— START INPUT RECORDS —

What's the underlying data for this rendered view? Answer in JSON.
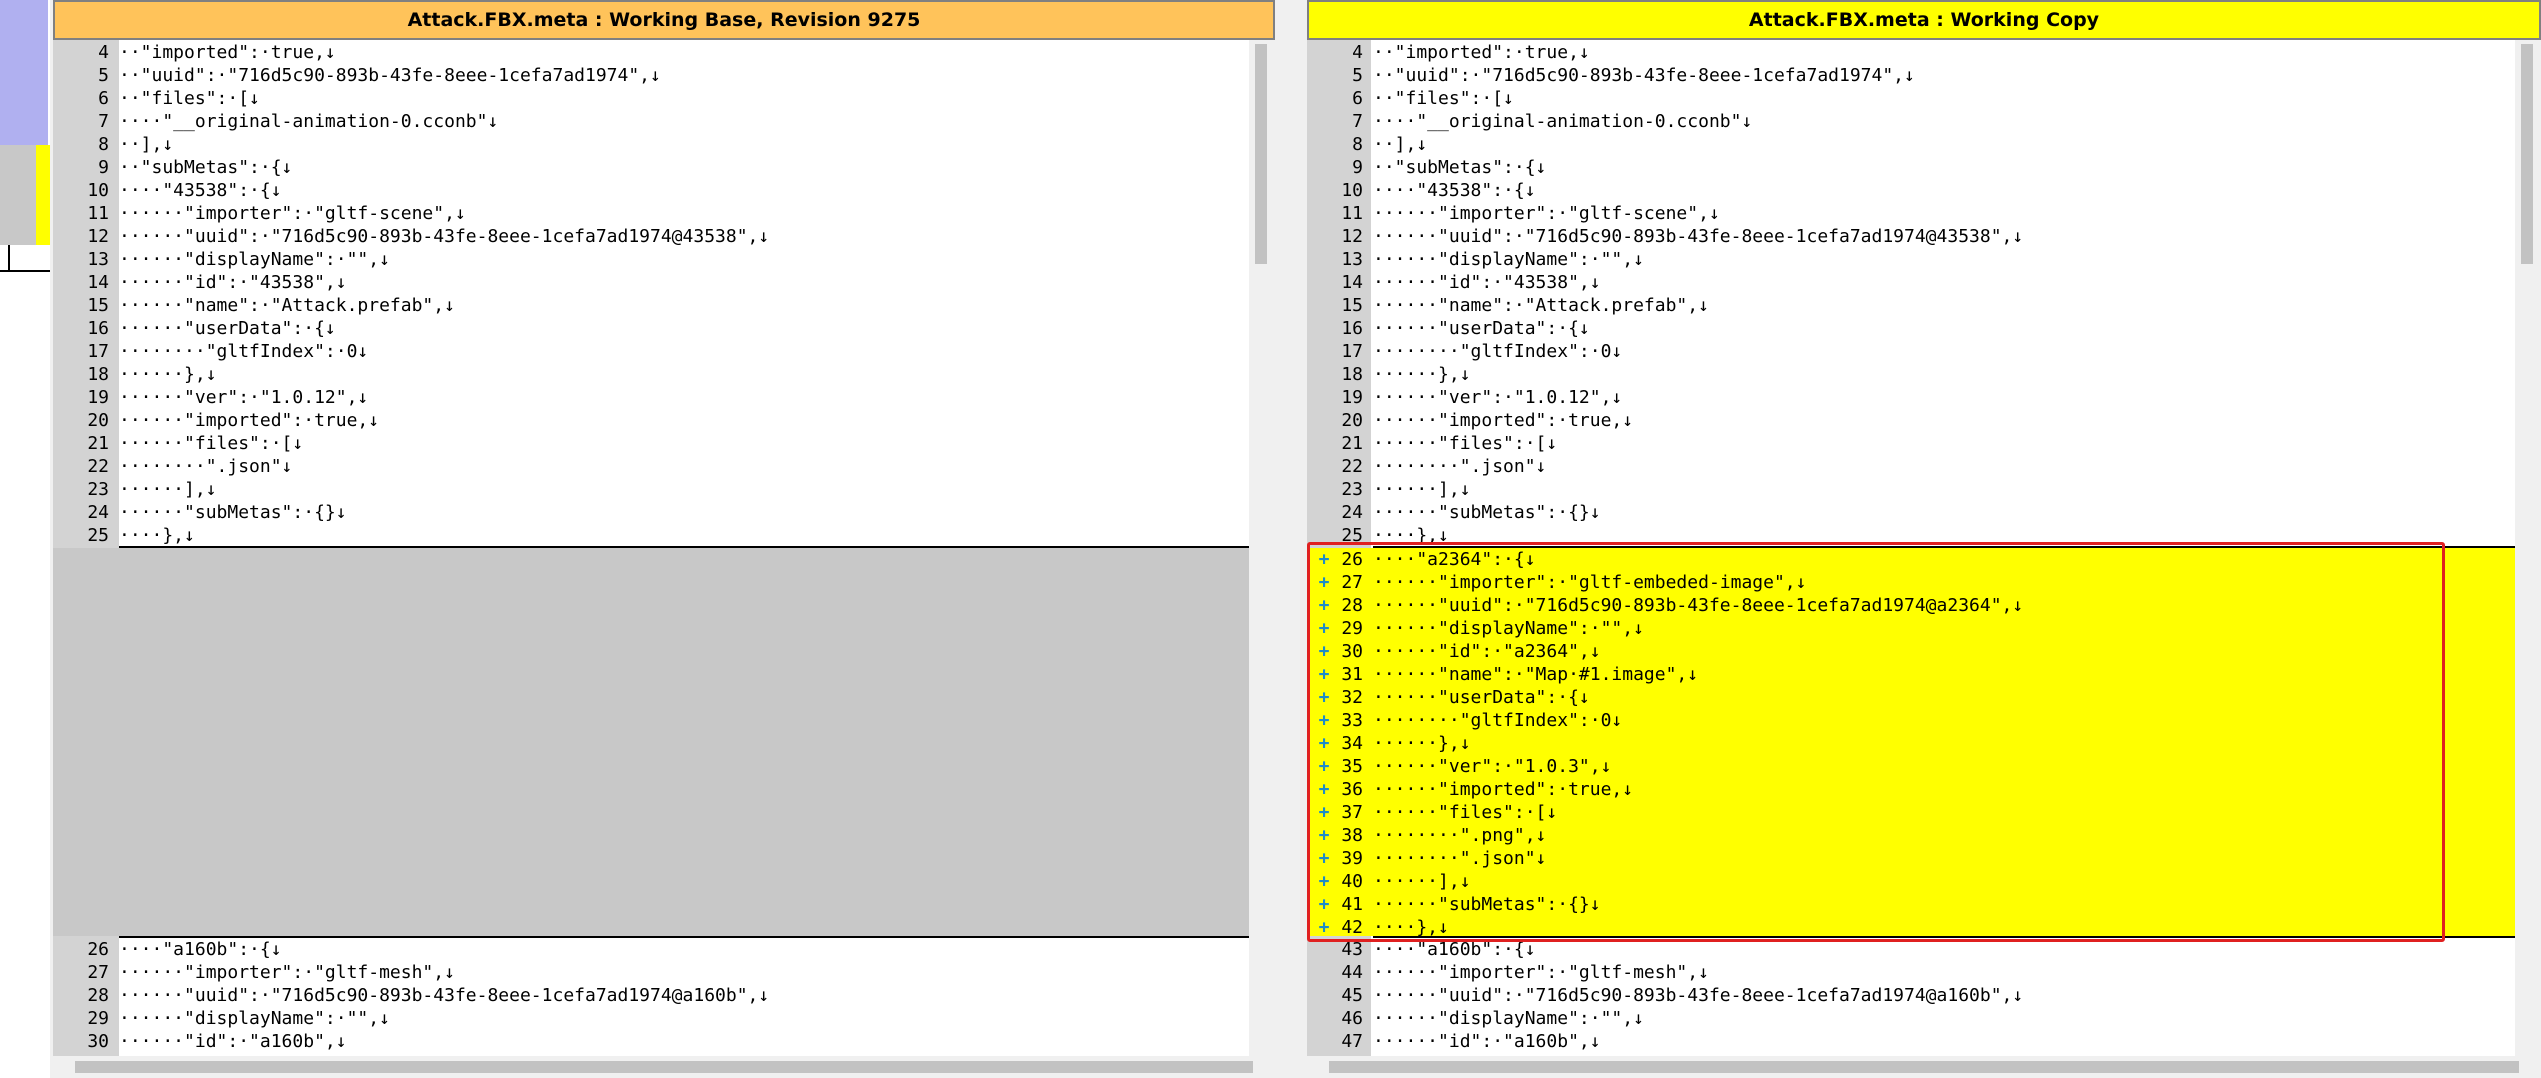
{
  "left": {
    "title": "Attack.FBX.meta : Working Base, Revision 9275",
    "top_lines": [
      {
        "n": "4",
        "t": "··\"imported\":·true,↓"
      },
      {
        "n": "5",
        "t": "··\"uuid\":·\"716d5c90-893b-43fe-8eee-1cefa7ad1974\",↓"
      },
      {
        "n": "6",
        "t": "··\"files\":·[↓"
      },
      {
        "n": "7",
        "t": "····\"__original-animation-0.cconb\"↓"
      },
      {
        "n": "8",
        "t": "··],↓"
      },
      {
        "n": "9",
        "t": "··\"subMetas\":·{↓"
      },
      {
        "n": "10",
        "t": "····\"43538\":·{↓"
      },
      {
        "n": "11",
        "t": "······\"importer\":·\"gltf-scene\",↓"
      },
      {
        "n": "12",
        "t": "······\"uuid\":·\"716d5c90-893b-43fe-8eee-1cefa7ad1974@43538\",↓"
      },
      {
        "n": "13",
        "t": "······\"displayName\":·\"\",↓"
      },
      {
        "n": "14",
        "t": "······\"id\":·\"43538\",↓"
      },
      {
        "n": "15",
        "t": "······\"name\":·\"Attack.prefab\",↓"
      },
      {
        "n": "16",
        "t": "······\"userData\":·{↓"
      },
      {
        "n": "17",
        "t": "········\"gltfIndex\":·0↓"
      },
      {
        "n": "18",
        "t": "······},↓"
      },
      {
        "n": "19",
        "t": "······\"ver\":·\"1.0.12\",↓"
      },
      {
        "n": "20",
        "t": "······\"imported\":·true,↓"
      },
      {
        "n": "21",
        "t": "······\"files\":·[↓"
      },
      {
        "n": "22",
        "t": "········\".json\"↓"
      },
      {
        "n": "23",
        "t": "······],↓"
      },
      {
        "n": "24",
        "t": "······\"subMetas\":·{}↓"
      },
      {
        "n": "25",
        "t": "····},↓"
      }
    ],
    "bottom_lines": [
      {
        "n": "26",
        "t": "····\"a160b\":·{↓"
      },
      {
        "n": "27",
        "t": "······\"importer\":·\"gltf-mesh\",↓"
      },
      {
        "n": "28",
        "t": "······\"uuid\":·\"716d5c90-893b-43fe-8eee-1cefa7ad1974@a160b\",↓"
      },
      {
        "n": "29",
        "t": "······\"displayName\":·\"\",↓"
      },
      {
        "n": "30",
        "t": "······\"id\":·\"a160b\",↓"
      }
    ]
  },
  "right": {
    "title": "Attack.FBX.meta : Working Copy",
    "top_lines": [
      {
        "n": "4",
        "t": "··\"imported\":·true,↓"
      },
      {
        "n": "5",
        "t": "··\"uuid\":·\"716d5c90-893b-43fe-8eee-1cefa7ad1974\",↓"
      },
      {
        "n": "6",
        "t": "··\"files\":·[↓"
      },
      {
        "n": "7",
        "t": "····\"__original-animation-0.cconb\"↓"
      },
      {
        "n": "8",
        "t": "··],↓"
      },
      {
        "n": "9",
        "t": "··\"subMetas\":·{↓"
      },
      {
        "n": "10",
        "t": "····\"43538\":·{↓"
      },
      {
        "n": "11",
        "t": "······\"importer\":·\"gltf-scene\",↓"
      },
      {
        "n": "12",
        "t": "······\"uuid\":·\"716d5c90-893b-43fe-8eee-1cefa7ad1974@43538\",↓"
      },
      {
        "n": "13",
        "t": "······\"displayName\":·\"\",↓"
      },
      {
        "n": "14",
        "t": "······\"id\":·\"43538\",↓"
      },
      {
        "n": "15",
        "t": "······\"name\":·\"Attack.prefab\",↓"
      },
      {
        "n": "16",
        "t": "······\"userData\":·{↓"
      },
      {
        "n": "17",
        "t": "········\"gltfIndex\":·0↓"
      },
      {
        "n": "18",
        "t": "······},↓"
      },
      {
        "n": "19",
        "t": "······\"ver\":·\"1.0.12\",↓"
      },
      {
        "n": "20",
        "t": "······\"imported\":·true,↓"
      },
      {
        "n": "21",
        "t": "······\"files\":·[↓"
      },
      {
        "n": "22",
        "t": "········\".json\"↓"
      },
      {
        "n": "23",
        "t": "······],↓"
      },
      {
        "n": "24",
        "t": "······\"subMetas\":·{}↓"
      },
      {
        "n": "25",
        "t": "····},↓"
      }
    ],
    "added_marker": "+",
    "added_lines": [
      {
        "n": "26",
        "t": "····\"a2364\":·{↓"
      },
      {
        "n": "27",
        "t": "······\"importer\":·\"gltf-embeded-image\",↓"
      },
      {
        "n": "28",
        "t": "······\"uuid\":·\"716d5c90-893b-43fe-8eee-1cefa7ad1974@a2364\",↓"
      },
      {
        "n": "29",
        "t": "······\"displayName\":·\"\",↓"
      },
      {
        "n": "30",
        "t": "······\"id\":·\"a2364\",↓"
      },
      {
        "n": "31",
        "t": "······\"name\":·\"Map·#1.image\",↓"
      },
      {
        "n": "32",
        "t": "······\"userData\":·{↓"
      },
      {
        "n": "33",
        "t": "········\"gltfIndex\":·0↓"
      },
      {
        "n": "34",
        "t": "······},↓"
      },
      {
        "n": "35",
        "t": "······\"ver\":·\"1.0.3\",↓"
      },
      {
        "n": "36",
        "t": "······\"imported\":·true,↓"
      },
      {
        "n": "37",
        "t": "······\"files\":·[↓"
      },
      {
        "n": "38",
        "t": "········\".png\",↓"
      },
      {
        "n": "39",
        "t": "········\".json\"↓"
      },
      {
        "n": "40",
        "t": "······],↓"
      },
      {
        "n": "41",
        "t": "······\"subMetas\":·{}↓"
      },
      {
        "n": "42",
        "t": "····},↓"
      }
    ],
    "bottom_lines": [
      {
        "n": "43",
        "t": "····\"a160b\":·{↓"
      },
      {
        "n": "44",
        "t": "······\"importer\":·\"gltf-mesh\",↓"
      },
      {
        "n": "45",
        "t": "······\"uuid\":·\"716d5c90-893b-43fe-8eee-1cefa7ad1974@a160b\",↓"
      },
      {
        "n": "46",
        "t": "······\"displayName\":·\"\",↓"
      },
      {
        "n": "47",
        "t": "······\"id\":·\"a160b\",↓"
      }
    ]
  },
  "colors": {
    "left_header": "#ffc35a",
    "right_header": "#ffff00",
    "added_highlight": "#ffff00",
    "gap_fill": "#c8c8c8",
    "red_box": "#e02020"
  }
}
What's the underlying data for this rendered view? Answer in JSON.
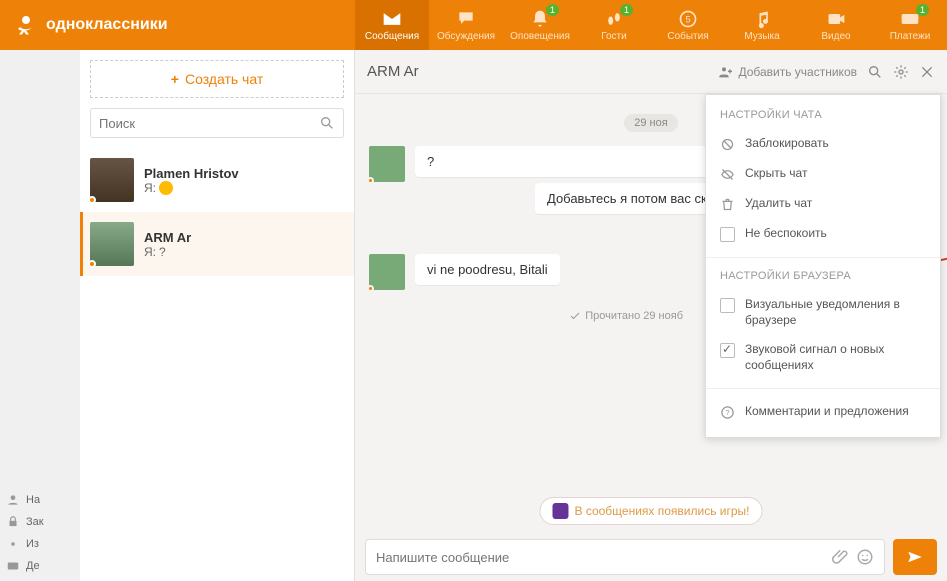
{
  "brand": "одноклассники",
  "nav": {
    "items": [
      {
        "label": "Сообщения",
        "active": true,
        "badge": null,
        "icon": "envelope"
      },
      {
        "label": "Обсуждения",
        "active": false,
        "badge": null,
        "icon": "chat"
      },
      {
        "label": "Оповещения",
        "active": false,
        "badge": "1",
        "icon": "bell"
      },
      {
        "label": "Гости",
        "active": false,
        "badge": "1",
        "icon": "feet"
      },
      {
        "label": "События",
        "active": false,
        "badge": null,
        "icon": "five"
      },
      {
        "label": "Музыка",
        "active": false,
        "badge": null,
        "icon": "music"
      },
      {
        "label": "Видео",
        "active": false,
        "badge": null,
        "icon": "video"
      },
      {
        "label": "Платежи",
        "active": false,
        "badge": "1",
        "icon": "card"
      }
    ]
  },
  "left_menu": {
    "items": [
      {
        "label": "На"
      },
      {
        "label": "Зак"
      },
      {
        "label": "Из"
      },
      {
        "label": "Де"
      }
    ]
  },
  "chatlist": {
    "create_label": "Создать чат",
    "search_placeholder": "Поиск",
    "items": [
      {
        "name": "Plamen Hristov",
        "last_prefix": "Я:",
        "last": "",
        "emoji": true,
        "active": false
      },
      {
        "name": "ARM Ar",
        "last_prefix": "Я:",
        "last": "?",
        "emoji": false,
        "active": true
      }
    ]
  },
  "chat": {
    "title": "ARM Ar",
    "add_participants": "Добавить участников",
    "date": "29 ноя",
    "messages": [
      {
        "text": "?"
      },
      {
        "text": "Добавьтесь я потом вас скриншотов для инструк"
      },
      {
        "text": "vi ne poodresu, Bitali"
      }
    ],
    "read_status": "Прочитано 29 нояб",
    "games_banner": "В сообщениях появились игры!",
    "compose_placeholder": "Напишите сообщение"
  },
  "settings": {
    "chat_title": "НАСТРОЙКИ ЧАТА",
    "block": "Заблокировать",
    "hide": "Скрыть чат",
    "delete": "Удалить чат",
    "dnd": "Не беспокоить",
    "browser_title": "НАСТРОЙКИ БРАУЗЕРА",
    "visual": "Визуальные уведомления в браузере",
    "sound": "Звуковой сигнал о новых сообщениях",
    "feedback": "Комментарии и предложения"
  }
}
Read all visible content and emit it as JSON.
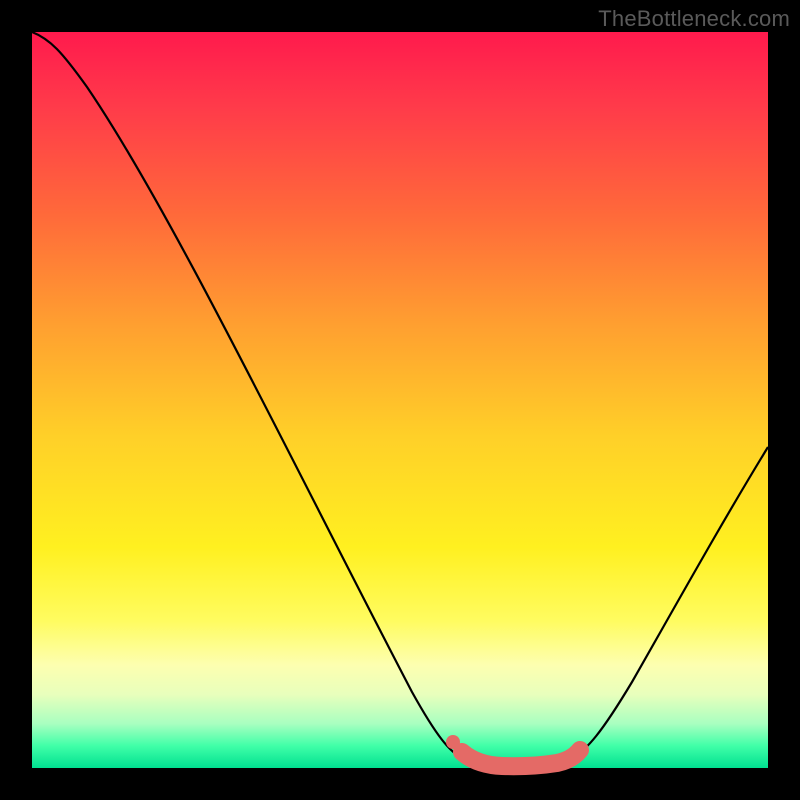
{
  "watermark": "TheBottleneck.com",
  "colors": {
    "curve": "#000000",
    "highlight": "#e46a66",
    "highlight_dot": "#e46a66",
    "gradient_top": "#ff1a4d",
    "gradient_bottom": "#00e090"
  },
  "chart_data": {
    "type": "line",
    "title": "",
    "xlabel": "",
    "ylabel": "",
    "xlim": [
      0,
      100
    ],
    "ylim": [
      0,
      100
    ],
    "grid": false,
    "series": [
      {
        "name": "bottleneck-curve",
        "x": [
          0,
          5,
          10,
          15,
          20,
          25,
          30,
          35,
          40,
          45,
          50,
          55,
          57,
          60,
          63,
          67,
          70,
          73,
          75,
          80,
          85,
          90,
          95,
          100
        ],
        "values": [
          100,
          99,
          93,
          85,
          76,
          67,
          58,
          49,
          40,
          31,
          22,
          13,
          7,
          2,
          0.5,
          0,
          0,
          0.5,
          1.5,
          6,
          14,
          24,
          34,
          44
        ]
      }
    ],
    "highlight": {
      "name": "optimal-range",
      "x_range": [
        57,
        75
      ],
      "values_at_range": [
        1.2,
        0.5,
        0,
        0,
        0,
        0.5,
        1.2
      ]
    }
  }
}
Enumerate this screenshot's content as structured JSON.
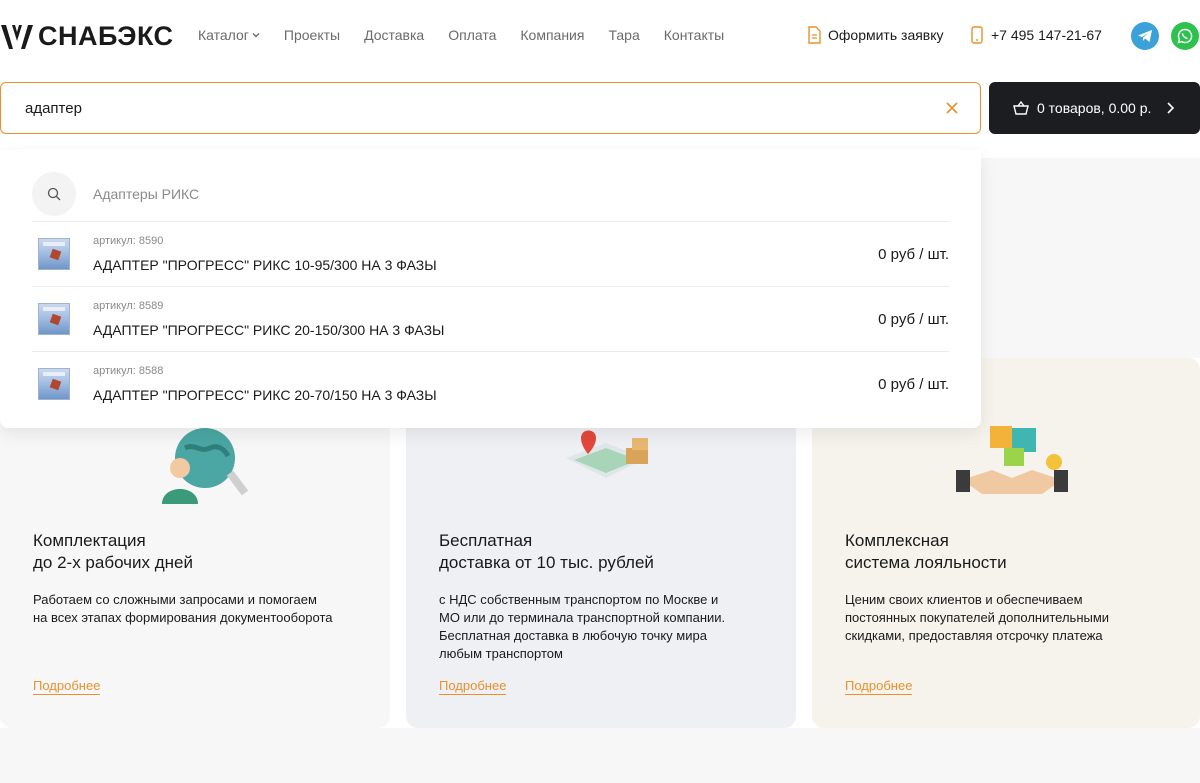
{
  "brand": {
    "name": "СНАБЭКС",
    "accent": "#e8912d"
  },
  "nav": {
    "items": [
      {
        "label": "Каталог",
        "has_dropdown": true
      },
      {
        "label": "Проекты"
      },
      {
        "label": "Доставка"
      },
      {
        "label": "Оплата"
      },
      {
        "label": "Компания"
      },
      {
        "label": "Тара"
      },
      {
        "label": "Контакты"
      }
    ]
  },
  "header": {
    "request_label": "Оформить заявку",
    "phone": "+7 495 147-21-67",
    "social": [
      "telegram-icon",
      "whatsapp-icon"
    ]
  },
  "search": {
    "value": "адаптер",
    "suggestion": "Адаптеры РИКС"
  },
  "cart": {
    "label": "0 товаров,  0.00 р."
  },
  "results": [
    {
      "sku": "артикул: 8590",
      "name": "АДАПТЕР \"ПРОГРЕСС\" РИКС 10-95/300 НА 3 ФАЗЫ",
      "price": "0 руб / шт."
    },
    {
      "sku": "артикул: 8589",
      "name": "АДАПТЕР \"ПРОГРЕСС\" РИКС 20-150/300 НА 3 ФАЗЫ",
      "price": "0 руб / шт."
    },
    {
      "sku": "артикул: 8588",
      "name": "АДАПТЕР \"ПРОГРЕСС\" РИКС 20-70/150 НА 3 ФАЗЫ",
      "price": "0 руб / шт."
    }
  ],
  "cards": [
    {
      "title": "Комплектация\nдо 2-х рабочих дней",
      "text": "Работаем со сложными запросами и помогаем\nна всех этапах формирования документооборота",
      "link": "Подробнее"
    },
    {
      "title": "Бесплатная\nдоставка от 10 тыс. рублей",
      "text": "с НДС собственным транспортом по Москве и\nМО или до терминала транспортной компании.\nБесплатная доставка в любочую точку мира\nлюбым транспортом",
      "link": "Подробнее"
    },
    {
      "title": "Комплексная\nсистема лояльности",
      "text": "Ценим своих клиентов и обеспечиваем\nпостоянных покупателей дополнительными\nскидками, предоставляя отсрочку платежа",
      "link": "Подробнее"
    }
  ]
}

— END INPUT RECORDS —

**THE PROBLEM:** In the entries above, find each line with the string "icon" and copy it.

**CORRECT RESPONSE:**
        "icon": "envelope"
        "icon": "chat"
        "icon": "bell"
        "icon": "feet"
        "icon": "five"
        "icon": "music"
        "icon": "video"
        "icon": "card"
      "telegram-icon",
      "whatsapp-icon"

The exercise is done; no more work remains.